# ESTRATTO FORNITO
<<<<

1. Dal documento Bertagna al rapporto di sintesi: quattro domande al Ministro

Era nell'aria da qualche giorno: il Gruppo ristretto di lavoro istituito dal ministro Moratti per elaborare un'ipotesi di riforma degli ordinamenti scolastici, ha redatto un nuovo rapporto di sintesi, frutto collegiale della commissione, che "segue quello elaborato dal Presidente Giuseppe Bertagna".
Quali le novità? Lo schema dell'impianto "Bertagna" è confermato nella sostanza, ma non mancano precisazioni e attenuazioni, come nel caso della durata quadriennale dell'istruzione e formazione secondaria. Insomma, questa sintesi (14 mila parole, contro le 33 mila della prima versione) dei lavori della commissione Bertagna, presentata proprio alla vigilia degli Stati generali della scuola, è diventata un'occasione per chiarire meglio la proposta e in qualche caso anche (legittimamente) per aggiustare il tiro.
Il nuovo Rapporto è arricchito nella seconda parte da un lungo elenco di "raccomandazioni" (ben 32), che aiutano a capire le direttrici seguite dal gruppo di lavoro e a tratteggiare le linee della riforma che viene proposta.
Ma vediamo quali sono i principali nodi che emergono dal nuovo testo e i chiarimenti rispetto alla versione che era stata presentata. Infine, le domande, che "Tuttoscuola NEWS" pone agli estensori del documento e, ovviamente, al Ministro Moratti, le quali speriamo possano trovare risposta durante gli Stati generali che si aprono oggi a Roma e nel dibattito che seguirà.

2. Licei di 4 anni, chi paga il prezzo?

Il rapporto di sintesi fornisce finalmente una risposta chiara all'interrogativo (vedi anche "TuttoscuolaNEWS" n. 27) sulle ragioni della riduzione di un anno del percorso complessivo di istruzione (definita ora peraltro un'opzione "border line", che non rientra "tra i cardini del progetto").

>>>>

# OBIETTIVO 1
Duplica il tratto dell'elenco che va dalla sua prima riga fino alla riga contenente "tree-row-cmdutilt[interactable]: cmdutilt: [0, 25, 462, 61]", estremi compresi.
L'estratto e l'elenco hanno origini distinte.

# DATI
<<<<

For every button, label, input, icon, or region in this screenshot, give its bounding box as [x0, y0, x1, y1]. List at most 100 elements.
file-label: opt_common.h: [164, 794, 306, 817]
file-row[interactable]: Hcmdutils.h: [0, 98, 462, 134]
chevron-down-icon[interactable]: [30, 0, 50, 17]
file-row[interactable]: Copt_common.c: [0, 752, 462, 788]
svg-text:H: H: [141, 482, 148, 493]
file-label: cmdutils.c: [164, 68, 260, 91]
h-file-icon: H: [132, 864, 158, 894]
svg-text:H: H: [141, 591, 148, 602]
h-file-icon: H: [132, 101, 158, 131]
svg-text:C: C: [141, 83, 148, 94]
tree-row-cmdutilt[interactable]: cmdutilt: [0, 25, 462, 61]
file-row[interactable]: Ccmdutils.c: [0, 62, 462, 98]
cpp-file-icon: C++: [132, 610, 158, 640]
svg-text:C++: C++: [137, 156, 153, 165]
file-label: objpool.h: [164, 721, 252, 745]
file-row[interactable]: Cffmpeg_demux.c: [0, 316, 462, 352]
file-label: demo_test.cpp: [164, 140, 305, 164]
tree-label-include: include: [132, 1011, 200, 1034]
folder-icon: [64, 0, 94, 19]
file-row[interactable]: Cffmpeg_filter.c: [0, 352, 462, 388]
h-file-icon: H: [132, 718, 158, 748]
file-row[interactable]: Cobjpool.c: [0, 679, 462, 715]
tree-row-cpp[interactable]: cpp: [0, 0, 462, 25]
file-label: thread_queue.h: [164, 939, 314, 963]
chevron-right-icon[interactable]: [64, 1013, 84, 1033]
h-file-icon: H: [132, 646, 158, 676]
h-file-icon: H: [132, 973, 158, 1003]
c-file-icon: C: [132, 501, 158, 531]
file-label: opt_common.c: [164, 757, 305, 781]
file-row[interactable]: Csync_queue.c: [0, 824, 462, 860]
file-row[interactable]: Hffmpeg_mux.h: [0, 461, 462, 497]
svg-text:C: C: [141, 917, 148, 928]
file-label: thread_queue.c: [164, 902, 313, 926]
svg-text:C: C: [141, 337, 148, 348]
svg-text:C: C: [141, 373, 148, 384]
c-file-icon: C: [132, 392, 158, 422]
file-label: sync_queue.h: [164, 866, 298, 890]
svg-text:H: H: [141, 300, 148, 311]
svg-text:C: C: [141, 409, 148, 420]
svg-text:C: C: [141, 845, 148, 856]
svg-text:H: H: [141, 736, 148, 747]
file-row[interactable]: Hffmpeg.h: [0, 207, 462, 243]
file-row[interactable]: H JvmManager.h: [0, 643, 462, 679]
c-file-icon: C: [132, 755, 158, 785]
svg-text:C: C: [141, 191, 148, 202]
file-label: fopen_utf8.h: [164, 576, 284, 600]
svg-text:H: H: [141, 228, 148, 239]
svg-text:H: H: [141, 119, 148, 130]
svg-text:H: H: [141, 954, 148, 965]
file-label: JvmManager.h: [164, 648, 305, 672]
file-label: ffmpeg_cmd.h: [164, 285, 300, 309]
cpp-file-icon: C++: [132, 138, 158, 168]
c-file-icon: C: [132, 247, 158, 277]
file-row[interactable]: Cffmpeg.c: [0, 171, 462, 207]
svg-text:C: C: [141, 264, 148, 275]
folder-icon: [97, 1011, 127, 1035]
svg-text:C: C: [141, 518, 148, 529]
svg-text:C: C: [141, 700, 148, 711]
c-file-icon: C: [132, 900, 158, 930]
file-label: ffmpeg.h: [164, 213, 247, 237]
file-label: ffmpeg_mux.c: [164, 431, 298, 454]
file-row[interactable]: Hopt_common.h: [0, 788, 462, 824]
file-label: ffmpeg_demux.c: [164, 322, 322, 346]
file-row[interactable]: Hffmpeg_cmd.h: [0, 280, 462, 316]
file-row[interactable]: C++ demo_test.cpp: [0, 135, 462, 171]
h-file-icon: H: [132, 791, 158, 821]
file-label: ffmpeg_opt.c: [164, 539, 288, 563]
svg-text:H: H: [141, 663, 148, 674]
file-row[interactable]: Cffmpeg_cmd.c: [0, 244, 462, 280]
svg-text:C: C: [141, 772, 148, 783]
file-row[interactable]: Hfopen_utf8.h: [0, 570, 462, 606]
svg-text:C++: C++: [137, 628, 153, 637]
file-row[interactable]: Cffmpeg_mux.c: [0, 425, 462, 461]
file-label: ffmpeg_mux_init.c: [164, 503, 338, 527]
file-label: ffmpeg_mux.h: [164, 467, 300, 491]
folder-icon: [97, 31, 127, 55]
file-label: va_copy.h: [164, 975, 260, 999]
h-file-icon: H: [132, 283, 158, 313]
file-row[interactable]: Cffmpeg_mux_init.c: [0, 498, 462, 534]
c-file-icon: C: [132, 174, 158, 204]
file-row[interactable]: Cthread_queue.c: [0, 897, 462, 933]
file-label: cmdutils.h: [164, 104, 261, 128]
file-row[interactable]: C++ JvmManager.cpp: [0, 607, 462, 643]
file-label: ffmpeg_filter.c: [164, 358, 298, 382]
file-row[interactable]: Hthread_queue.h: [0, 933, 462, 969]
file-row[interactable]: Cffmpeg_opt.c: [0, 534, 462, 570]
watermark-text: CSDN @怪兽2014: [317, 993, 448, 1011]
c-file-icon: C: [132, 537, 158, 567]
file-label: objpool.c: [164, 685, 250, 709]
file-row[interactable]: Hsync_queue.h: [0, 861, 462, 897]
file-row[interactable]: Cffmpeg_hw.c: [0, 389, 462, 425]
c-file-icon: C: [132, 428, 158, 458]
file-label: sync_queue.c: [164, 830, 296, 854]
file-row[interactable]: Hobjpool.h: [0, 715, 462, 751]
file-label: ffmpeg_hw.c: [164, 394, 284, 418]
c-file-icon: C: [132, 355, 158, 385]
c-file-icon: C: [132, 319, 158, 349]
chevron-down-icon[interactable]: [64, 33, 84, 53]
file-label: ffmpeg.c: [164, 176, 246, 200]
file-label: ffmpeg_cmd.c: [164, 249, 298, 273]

>>>>

# OBIETTIVO 2
Elenca tutte le espressioni che l'estratto sulla riforma scolastica riporta tra virgolette doppie.

# RISPOSTA 1
For every button, label, input, icon, or region in this screenshot, give its bounding box as [x0, y0, x1, y1]. List at most 100 elements.
file-label: opt_common.h: [164, 794, 306, 817]
file-row[interactable]: Hcmdutils.h: [0, 98, 462, 134]
chevron-down-icon[interactable]: [30, 0, 50, 17]
file-row[interactable]: Copt_common.c: [0, 752, 462, 788]
svg-text:H: H: [141, 482, 148, 493]
file-label: cmdutils.c: [164, 68, 260, 91]
h-file-icon: H: [132, 864, 158, 894]
svg-text:H: H: [141, 591, 148, 602]
h-file-icon: H: [132, 101, 158, 131]
svg-text:C: C: [141, 83, 148, 94]
tree-row-cmdutilt[interactable]: cmdutilt: [0, 25, 462, 61]

# RISPOSTA 2
- "segue quello elaborato dal Presidente Giuseppe Bertagna"
- "Bertagna"
- "raccomandazioni"
- "Tuttoscuola NEWS"
- "TuttoscuolaNEWS"
- "border line"
- "tra i cardini del progetto"